Set task: Reproduce each line of the listing exactly.

* Start Provided entries *

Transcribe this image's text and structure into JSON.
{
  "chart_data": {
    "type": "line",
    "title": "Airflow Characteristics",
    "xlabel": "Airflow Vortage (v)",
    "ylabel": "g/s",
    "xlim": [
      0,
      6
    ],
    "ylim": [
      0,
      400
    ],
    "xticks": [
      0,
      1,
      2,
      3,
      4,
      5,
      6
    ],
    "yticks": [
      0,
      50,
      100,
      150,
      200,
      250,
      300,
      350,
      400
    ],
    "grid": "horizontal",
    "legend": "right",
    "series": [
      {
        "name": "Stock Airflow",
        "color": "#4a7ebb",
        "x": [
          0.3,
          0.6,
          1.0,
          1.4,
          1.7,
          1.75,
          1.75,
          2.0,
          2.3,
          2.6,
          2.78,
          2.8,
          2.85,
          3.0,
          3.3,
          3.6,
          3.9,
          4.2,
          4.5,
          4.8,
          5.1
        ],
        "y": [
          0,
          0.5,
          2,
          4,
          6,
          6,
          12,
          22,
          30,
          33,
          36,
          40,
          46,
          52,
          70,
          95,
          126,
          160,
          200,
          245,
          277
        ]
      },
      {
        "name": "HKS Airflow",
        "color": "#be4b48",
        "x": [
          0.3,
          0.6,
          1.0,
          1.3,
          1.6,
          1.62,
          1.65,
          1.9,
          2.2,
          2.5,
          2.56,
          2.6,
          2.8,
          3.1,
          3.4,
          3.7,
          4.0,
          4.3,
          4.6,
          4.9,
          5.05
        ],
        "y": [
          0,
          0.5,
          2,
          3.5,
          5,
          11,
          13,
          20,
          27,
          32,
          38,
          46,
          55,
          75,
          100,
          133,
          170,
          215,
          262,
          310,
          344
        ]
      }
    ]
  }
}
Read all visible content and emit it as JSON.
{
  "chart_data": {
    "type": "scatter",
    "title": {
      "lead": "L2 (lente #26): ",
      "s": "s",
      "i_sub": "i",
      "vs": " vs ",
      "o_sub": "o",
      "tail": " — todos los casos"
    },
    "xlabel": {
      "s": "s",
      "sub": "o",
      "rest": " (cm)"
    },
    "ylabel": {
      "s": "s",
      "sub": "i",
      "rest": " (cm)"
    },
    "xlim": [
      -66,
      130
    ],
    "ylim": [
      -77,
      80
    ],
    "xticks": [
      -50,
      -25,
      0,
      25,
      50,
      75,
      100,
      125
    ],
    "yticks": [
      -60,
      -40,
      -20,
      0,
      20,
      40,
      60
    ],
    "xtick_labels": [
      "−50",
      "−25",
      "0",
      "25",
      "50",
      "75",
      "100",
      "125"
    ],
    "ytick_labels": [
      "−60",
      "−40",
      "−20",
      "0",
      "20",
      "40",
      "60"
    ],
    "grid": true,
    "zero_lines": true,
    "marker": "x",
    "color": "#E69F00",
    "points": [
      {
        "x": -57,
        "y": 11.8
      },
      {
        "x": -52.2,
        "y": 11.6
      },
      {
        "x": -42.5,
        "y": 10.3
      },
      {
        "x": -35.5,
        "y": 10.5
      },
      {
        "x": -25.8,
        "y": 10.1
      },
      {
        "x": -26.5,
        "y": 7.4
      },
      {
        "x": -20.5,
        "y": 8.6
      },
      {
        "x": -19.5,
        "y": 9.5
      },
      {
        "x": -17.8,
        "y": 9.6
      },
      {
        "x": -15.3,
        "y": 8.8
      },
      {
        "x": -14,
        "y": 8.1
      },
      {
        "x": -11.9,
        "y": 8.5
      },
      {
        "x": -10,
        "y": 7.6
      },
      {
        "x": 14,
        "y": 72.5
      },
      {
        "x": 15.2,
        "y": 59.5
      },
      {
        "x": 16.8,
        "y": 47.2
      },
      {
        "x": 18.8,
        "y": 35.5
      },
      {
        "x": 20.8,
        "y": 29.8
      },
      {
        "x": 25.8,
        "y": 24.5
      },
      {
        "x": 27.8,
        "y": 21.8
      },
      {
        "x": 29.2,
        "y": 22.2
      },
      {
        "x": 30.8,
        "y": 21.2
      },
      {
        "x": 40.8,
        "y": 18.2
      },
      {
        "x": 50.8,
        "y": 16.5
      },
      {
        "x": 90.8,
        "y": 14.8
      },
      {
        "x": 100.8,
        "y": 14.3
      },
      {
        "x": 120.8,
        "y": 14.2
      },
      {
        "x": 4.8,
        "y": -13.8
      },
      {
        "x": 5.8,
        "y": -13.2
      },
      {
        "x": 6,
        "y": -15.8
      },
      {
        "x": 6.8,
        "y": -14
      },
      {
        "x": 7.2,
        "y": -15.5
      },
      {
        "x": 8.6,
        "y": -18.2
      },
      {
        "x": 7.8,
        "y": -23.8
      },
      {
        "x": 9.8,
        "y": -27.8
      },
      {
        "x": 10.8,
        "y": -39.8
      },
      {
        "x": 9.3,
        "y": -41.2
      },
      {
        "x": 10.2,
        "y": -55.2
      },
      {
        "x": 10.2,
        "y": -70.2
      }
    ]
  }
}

* End Provided entries *

Answer for this exercise:
Transcribe this image's text and structure into JSON.
{
  "chart_data": {
    "type": "line",
    "title": "Airflow Characteristics",
    "xlabel": "Airflow Vortage (v)",
    "ylabel": "g/s",
    "xlim": [
      0,
      6
    ],
    "ylim": [
      0,
      400
    ],
    "xticks": [
      0,
      1,
      2,
      3,
      4,
      5,
      6
    ],
    "yticks": [
      0,
      50,
      100,
      150,
      200,
      250,
      300,
      350,
      400
    ],
    "grid": "horizontal",
    "legend": "right",
    "series": [
      {
        "name": "Stock Airflow",
        "color": "#4a7ebb",
        "x": [
          0.3,
          0.6,
          1.0,
          1.4,
          1.7,
          1.75,
          1.75,
          2.0,
          2.3,
          2.6,
          2.78,
          2.8,
          2.85,
          3.0,
          3.3,
          3.6,
          3.9,
          4.2,
          4.5,
          4.8,
          5.1
        ],
        "y": [
          0,
          0.5,
          2,
          4,
          6,
          6,
          12,
          22,
          30,
          33,
          36,
          40,
          46,
          52,
          70,
          95,
          126,
          160,
          200,
          245,
          277
        ]
      },
      {
        "name": "HKS Airflow",
        "color": "#be4b48",
        "x": [
          0.3,
          0.6,
          1.0,
          1.3,
          1.6,
          1.62,
          1.65,
          1.9,
          2.2,
          2.5,
          2.56,
          2.6,
          2.8,
          3.1,
          3.4,
          3.7,
          4.0,
          4.3,
          4.6,
          4.9,
          5.05
        ],
        "y": [
          0,
          0.5,
          2,
          3.5,
          5,
          11,
          13,
          20,
          27,
          32,
          38,
          46,
          55,
          75,
          100,
          133,
          170,
          215,
          262,
          310,
          344
        ]
      }
    ]
  }
}
Read all visible content and emit it as JSON.
{
  "chart_data": {
    "type": "scatter",
    "title": {
      "lead": "L2 (lente #26): ",
      "s": "s",
      "i_sub": "i",
      "vs": " vs ",
      "o_sub": "o",
      "tail": " — todos los casos"
    },
    "xlabel": {
      "s": "s",
      "sub": "o",
      "rest": " (cm)"
    },
    "ylabel": {
      "s": "s",
      "sub": "i",
      "rest": " (cm)"
    },
    "xlim": [
      -66,
      130
    ],
    "ylim": [
      -77,
      80
    ],
    "xticks": [
      -50,
      -25,
      0,
      25,
      50,
      75,
      100,
      125
    ],
    "yticks": [
      -60,
      -40,
      -20,
      0,
      20,
      40,
      60
    ],
    "xtick_labels": [
      "−50",
      "−25",
      "0",
      "25",
      "50",
      "75",
      "100",
      "125"
    ],
    "ytick_labels": [
      "−60",
      "−40",
      "−20",
      "0",
      "20",
      "40",
      "60"
    ],
    "grid": true,
    "zero_lines": true,
    "marker": "x",
    "color": "#E69F00",
    "points": [
      {
        "x": -57,
        "y": 11.8
      },
      {
        "x": -52.2,
        "y": 11.6
      },
      {
        "x": -42.5,
        "y": 10.3
      },
      {
        "x": -35.5,
        "y": 10.5
      },
      {
        "x": -25.8,
        "y": 10.1
      },
      {
        "x": -26.5,
        "y": 7.4
      },
      {
        "x": -20.5,
        "y": 8.6
      },
      {
        "x": -19.5,
        "y": 9.5
      },
      {
        "x": -17.8,
        "y": 9.6
      },
      {
        "x": -15.3,
        "y": 8.8
      },
      {
        "x": -14,
        "y": 8.1
      },
      {
        "x": -11.9,
        "y": 8.5
      },
      {
        "x": -10,
        "y": 7.6
      },
      {
        "x": 14,
        "y": 72.5
      },
      {
        "x": 15.2,
        "y": 59.5
      },
      {
        "x": 16.8,
        "y": 47.2
      },
      {
        "x": 18.8,
        "y": 35.5
      },
      {
        "x": 20.8,
        "y": 29.8
      },
      {
        "x": 25.8,
        "y": 24.5
      },
      {
        "x": 27.8,
        "y": 21.8
      },
      {
        "x": 29.2,
        "y": 22.2
      },
      {
        "x": 30.8,
        "y": 21.2
      },
      {
        "x": 40.8,
        "y": 18.2
      },
      {
        "x": 50.8,
        "y": 16.5
      },
      {
        "x": 90.8,
        "y": 14.8
      },
      {
        "x": 100.8,
        "y": 14.3
      },
      {
        "x": 120.8,
        "y": 14.2
      },
      {
        "x": 4.8,
        "y": -13.8
      },
      {
        "x": 5.8,
        "y": -13.2
      },
      {
        "x": 6,
        "y": -15.8
      },
      {
        "x": 6.8,
        "y": -14
      },
      {
        "x": 7.2,
        "y": -15.5
      },
      {
        "x": 8.6,
        "y": -18.2
      },
      {
        "x": 7.8,
        "y": -23.8
      },
      {
        "x": 9.8,
        "y": -27.8
      },
      {
        "x": 10.8,
        "y": -39.8
      },
      {
        "x": 9.3,
        "y": -41.2
      },
      {
        "x": 10.2,
        "y": -55.2
      },
      {
        "x": 10.2,
        "y": -70.2
      }
    ]
  }
}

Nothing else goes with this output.